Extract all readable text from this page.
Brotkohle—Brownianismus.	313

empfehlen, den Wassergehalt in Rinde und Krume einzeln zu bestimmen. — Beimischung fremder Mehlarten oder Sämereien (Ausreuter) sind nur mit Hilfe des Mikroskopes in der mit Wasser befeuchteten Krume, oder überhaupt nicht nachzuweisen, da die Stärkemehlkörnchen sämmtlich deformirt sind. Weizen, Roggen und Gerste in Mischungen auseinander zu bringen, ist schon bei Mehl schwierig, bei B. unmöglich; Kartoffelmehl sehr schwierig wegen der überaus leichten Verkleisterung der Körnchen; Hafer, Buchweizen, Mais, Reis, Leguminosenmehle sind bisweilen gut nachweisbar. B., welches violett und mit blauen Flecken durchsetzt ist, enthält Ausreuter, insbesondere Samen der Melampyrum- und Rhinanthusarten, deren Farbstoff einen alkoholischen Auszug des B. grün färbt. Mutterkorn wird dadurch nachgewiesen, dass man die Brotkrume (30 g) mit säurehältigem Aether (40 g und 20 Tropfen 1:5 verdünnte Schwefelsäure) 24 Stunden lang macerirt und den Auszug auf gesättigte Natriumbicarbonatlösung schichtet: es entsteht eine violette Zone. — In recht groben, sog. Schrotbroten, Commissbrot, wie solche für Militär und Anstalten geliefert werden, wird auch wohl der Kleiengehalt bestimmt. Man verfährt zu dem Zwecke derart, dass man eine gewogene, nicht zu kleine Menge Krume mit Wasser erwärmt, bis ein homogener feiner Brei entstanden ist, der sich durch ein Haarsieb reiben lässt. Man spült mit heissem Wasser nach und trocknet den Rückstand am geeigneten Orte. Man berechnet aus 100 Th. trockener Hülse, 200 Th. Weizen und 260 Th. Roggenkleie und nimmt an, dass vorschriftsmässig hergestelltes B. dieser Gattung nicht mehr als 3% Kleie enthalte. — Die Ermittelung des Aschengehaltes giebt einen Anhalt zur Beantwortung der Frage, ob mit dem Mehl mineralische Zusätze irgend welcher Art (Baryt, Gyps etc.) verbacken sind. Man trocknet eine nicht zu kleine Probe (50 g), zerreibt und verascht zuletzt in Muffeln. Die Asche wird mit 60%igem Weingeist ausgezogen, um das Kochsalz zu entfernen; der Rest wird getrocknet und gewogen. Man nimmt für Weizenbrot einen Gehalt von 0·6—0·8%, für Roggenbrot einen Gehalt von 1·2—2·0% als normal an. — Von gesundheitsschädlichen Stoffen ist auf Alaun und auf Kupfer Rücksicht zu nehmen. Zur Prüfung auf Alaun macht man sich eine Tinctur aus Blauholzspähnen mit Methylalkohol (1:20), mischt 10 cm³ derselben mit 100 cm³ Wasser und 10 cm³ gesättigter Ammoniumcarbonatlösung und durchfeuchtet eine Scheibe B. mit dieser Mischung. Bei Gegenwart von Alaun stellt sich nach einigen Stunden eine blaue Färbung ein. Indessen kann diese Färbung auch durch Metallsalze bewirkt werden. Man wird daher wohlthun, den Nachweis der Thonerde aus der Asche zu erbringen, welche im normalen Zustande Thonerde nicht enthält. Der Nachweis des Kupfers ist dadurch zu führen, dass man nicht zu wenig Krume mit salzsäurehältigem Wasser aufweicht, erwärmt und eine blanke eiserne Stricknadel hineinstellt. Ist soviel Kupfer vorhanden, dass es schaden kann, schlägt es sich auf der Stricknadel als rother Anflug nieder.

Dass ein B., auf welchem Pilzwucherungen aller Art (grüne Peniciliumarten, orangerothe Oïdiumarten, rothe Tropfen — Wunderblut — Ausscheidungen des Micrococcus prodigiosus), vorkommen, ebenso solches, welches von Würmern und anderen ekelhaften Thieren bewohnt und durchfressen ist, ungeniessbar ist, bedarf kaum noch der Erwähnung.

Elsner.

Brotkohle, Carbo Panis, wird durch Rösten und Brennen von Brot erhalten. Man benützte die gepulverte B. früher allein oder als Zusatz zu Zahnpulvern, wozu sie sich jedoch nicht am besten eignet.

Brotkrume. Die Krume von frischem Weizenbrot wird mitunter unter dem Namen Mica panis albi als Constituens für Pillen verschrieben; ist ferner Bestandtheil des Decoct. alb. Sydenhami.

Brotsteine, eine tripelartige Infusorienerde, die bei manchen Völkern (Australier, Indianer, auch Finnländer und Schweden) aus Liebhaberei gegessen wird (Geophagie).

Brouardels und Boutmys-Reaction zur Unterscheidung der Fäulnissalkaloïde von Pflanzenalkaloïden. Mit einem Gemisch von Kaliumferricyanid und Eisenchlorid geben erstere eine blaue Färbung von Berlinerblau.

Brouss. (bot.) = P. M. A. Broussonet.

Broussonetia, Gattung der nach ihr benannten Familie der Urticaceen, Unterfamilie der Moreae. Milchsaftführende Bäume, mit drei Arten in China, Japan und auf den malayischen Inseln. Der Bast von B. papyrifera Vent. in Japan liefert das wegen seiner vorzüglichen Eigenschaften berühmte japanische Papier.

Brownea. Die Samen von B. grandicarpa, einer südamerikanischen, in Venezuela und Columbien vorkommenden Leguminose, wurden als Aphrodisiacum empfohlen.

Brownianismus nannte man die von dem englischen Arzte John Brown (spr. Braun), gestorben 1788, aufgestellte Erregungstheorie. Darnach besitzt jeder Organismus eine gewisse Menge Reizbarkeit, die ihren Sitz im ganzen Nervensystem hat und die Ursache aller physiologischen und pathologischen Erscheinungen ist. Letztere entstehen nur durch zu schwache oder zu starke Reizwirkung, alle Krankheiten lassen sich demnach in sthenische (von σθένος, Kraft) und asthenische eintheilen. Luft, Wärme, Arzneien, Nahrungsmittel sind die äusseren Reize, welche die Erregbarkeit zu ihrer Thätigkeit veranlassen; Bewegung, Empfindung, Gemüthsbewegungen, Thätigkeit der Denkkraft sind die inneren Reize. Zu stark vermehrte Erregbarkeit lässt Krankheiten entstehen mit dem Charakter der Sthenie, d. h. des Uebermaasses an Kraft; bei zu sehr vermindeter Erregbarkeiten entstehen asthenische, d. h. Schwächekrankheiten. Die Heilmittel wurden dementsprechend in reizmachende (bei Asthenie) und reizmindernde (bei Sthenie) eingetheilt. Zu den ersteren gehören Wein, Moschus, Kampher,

___

Required task: Find the word "Brotkohle" in the data and copy out each line where it turns up.

Correct answer:
Brotkohle—Brownianismus.	313
Brotkohle, Carbo Panis, wird durch Rösten und Brennen von Brot erhalten. Man benützte die gepulverte B. früher allein oder als Zusatz zu Zahnpulvern, wozu sie sich jedoch nicht am besten eignet.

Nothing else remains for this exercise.